▶ To do: Extract every line of the records below and reproduce each one word for word, with nothing changed.

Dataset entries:
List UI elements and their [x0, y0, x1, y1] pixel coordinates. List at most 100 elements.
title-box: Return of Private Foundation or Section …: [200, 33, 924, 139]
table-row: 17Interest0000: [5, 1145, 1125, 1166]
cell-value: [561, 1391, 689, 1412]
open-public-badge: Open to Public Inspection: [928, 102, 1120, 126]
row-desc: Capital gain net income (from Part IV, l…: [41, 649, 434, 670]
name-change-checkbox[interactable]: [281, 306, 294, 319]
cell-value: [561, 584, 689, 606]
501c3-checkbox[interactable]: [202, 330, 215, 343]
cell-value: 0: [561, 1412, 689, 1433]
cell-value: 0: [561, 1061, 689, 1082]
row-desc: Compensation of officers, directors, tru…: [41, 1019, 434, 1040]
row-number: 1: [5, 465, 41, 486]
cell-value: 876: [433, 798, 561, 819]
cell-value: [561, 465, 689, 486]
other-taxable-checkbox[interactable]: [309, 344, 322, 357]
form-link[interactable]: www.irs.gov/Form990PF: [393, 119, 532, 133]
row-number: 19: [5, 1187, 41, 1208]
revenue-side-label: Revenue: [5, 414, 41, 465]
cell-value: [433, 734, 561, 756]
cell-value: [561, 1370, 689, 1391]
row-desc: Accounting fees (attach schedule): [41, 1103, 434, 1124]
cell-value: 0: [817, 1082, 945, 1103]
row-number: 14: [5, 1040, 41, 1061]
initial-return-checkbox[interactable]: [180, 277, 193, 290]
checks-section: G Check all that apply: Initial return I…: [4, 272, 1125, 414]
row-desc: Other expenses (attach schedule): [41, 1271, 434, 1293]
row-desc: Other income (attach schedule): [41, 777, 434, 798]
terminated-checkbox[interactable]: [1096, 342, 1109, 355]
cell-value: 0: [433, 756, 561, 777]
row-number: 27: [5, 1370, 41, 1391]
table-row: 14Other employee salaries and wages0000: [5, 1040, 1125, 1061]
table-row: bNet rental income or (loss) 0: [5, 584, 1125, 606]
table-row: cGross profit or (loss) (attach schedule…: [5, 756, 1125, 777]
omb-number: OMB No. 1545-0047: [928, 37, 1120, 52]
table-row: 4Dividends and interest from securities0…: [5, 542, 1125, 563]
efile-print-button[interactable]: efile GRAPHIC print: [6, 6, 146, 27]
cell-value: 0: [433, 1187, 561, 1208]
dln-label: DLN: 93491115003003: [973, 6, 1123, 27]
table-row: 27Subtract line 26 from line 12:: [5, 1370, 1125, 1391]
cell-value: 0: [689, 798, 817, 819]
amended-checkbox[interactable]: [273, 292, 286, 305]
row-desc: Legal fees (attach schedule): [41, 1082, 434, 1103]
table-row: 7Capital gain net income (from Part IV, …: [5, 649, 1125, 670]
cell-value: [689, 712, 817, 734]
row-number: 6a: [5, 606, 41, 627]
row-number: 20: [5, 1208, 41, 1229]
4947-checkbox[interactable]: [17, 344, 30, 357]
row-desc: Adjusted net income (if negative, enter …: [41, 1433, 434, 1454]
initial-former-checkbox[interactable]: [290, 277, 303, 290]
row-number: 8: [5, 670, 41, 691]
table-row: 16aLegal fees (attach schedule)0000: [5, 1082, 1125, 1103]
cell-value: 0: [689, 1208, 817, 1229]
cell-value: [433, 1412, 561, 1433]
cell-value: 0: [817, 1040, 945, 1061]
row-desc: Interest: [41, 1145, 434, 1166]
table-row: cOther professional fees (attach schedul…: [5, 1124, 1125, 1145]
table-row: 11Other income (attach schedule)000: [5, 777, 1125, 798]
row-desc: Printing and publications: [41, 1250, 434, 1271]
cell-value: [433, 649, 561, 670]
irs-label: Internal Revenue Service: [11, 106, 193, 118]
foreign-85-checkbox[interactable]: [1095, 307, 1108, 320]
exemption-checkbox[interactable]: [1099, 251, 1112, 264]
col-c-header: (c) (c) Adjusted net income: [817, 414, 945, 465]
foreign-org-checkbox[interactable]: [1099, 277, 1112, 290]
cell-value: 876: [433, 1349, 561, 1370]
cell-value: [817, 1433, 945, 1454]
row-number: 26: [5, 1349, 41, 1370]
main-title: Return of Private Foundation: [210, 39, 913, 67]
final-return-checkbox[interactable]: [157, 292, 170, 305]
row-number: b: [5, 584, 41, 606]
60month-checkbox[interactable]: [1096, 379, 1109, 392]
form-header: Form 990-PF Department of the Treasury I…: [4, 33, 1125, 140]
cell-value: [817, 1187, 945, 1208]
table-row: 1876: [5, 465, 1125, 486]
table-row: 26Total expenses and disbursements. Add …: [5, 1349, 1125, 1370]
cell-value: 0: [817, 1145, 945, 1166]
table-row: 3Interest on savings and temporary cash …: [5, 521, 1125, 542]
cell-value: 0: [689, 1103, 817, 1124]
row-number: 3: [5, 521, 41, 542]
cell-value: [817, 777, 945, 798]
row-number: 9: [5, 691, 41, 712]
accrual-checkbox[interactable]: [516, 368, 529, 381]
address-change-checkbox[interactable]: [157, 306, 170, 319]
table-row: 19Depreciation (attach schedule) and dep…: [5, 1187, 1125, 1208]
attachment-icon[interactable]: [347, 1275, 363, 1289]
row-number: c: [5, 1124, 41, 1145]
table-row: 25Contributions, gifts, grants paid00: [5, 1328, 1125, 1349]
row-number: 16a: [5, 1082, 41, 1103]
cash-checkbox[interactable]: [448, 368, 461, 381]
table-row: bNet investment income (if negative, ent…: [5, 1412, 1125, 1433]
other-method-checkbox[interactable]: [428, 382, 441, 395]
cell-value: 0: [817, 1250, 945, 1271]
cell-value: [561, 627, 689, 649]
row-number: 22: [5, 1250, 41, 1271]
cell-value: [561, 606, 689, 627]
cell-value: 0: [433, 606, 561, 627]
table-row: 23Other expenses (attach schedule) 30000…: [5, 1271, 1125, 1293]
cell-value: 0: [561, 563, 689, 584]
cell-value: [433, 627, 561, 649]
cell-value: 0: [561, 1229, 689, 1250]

▶ Exercise response:
List UI elements and their [x0, y0, x1, y1] pixel coordinates. List at most 100 elements.
title-box: Return of Private Foundation or Section …: [200, 33, 924, 139]
table-row: 17Interest0000: [5, 1145, 1125, 1166]
cell-value: [561, 1391, 689, 1412]
open-public-badge: Open to Public Inspection: [928, 102, 1120, 126]
row-desc: Capital gain net income (from Part IV, l…: [41, 649, 434, 670]
name-change-checkbox[interactable]: [281, 306, 294, 319]
cell-value: [561, 584, 689, 606]
501c3-checkbox[interactable]: [202, 330, 215, 343]
cell-value: 0: [561, 1412, 689, 1433]
cell-value: 0: [561, 1061, 689, 1082]
row-desc: Compensation of officers, directors, tru…: [41, 1019, 434, 1040]
row-number: 1: [5, 465, 41, 486]
cell-value: 876: [433, 798, 561, 819]
cell-value: [561, 465, 689, 486]
other-taxable-checkbox[interactable]: [309, 344, 322, 357]
form-link[interactable]: www.irs.gov/Form990PF: [393, 119, 532, 133]
row-number: 19: [5, 1187, 41, 1208]
revenue-side-label: Revenue: [5, 414, 41, 465]
cell-value: [433, 734, 561, 756]
cell-value: [561, 1370, 689, 1391]
row-desc: Accounting fees (attach schedule): [41, 1103, 434, 1124]
cell-value: 0: [817, 1082, 945, 1103]
row-number: 14: [5, 1040, 41, 1061]
initial-return-checkbox[interactable]: [180, 277, 193, 290]
checks-section: G Check all that apply: Initial return I…: [4, 272, 1125, 414]
row-desc: Other expenses (attach schedule): [41, 1271, 434, 1293]
row-desc: Other income (attach schedule): [41, 777, 434, 798]
terminated-checkbox[interactable]: [1096, 342, 1109, 355]
cell-value: 0: [433, 756, 561, 777]
row-number: 27: [5, 1370, 41, 1391]
table-row: 14Other employee salaries and wages0000: [5, 1040, 1125, 1061]
table-row: bNet rental income or (loss) 0: [5, 584, 1125, 606]
table-row: cGross profit or (loss) (attach schedule…: [5, 756, 1125, 777]
omb-number: OMB No. 1545-0047: [928, 37, 1120, 52]
table-row: 4Dividends and interest from securities0…: [5, 542, 1125, 563]
efile-print-button[interactable]: efile GRAPHIC print: [6, 6, 146, 27]
cell-value: 0: [433, 1187, 561, 1208]
dln-label: DLN: 93491115003003: [973, 6, 1123, 27]
table-row: 27Subtract line 26 from line 12:: [5, 1370, 1125, 1391]
cell-value: 0: [689, 798, 817, 819]
amended-checkbox[interactable]: [273, 292, 286, 305]
row-desc: Legal fees (attach schedule): [41, 1082, 434, 1103]
table-row: 7Capital gain net income (from Part IV, …: [5, 649, 1125, 670]
cell-value: [689, 712, 817, 734]
row-number: 6a: [5, 606, 41, 627]
row-number: 20: [5, 1208, 41, 1229]
4947-checkbox[interactable]: [17, 344, 30, 357]
row-desc: Adjusted net income (if negative, enter …: [41, 1433, 434, 1454]
initial-former-checkbox[interactable]: [290, 277, 303, 290]
row-number: 8: [5, 670, 41, 691]
table-row: 16aLegal fees (attach schedule)0000: [5, 1082, 1125, 1103]
cell-value: 0: [689, 1208, 817, 1229]
cell-value: [433, 1412, 561, 1433]
cell-value: 0: [817, 1040, 945, 1061]
row-desc: Interest: [41, 1145, 434, 1166]
table-row: cOther professional fees (attach schedul…: [5, 1124, 1125, 1145]
table-row: 11Other income (attach schedule)000: [5, 777, 1125, 798]
row-desc: Printing and publications: [41, 1250, 434, 1271]
cell-value: [433, 649, 561, 670]
irs-label: Internal Revenue Service: [11, 106, 193, 118]
foreign-85-checkbox[interactable]: [1095, 307, 1108, 320]
exemption-checkbox[interactable]: [1099, 251, 1112, 264]
col-c-header: (c) (c) Adjusted net income: [817, 414, 945, 465]
foreign-org-checkbox[interactable]: [1099, 277, 1112, 290]
cell-value: 876: [433, 1349, 561, 1370]
cell-value: [817, 1433, 945, 1454]
row-number: 26: [5, 1349, 41, 1370]
main-title: Return of Private Foundation: [210, 39, 913, 67]
final-return-checkbox[interactable]: [157, 292, 170, 305]
row-number: b: [5, 584, 41, 606]
60month-checkbox[interactable]: [1096, 379, 1109, 392]
form-header: Form 990-PF Department of the Treasury I…: [4, 33, 1125, 140]
cell-value: [817, 1187, 945, 1208]
table-row: 1876: [5, 465, 1125, 486]
table-row: 26Total expenses and disbursements. Add …: [5, 1349, 1125, 1370]
cell-value: 0: [817, 1145, 945, 1166]
table-row: 3Interest on savings and temporary cash …: [5, 521, 1125, 542]
cell-value: 0: [689, 1103, 817, 1124]
row-number: 3: [5, 521, 41, 542]
cell-value: [817, 777, 945, 798]
row-number: 9: [5, 691, 41, 712]
accrual-checkbox[interactable]: [516, 368, 529, 381]
address-change-checkbox[interactable]: [157, 306, 170, 319]
table-row: 19Depreciation (attach schedule) and dep…: [5, 1187, 1125, 1208]
attachment-icon[interactable]: [347, 1275, 363, 1289]
row-number: c: [5, 1124, 41, 1145]
table-row: 25Contributions, gifts, grants paid00: [5, 1328, 1125, 1349]
row-number: 16a: [5, 1082, 41, 1103]
cash-checkbox[interactable]: [448, 368, 461, 381]
table-row: bNet investment income (if negative, ent…: [5, 1412, 1125, 1433]
other-method-checkbox[interactable]: [428, 382, 441, 395]
cell-value: 0: [817, 1250, 945, 1271]
cell-value: [561, 627, 689, 649]
row-number: 22: [5, 1250, 41, 1271]
cell-value: [561, 606, 689, 627]
cell-value: 0: [433, 606, 561, 627]
table-row: 23Other expenses (attach schedule) 30000…: [5, 1271, 1125, 1293]
cell-value: 0: [561, 563, 689, 584]
cell-value: [433, 627, 561, 649]
cell-value: 0: [561, 1229, 689, 1250]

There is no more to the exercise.